**Aim of the exercise**
Check each line of the material below for "eget", then copy the ones that contain it.
┄┄┄┄┄┄
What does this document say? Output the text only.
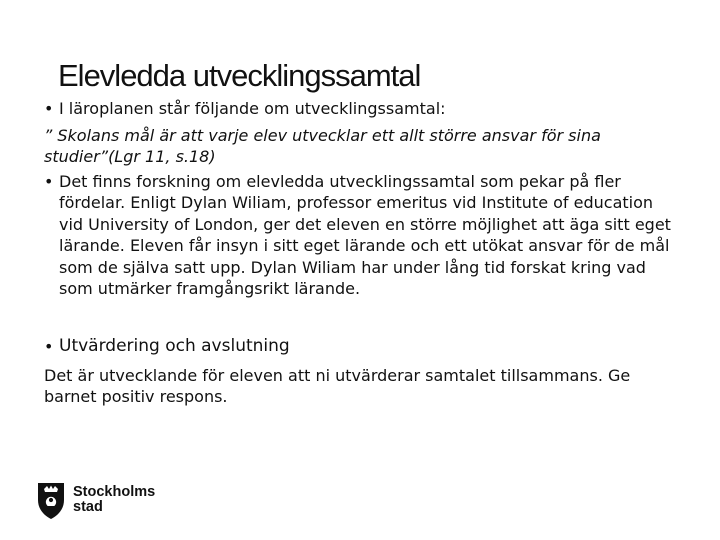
Elevledda utvecklingssamtal
• I läroplanen står följande om utvecklingssamtal:
” Skolans mål är att varje elev utvecklar ett allt större ansvar för sina
studier”(Lgr 11, s.18)
• Det finns forskning om elevledda utvecklingssamtal som pekar på fler
fördelar. Enligt Dylan Wiliam, professor emeritus vid Institute of education
vid University of London, ger det eleven en större möjlighet att äga sitt eget
lärande. Eleven får insyn i sitt eget lärande och ett utökat ansvar för de mål
som de själva satt upp. Dylan Wiliam har under lång tid forskat kring vad
som utmärker framgångsrikt lärande.
• Utvärdering och avslutning
Det är utvecklande för eleven att ni utvärderar samtalet tillsammans. Ge
barnet positiv respons.
Stockholms
stad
┄┄┄┄┄┄
**Full response**
vid University of London, ger det eleven en större möjlighet att äga sitt eget
lärande. Eleven får insyn i sitt eget lärande och ett utökat ansvar för de mål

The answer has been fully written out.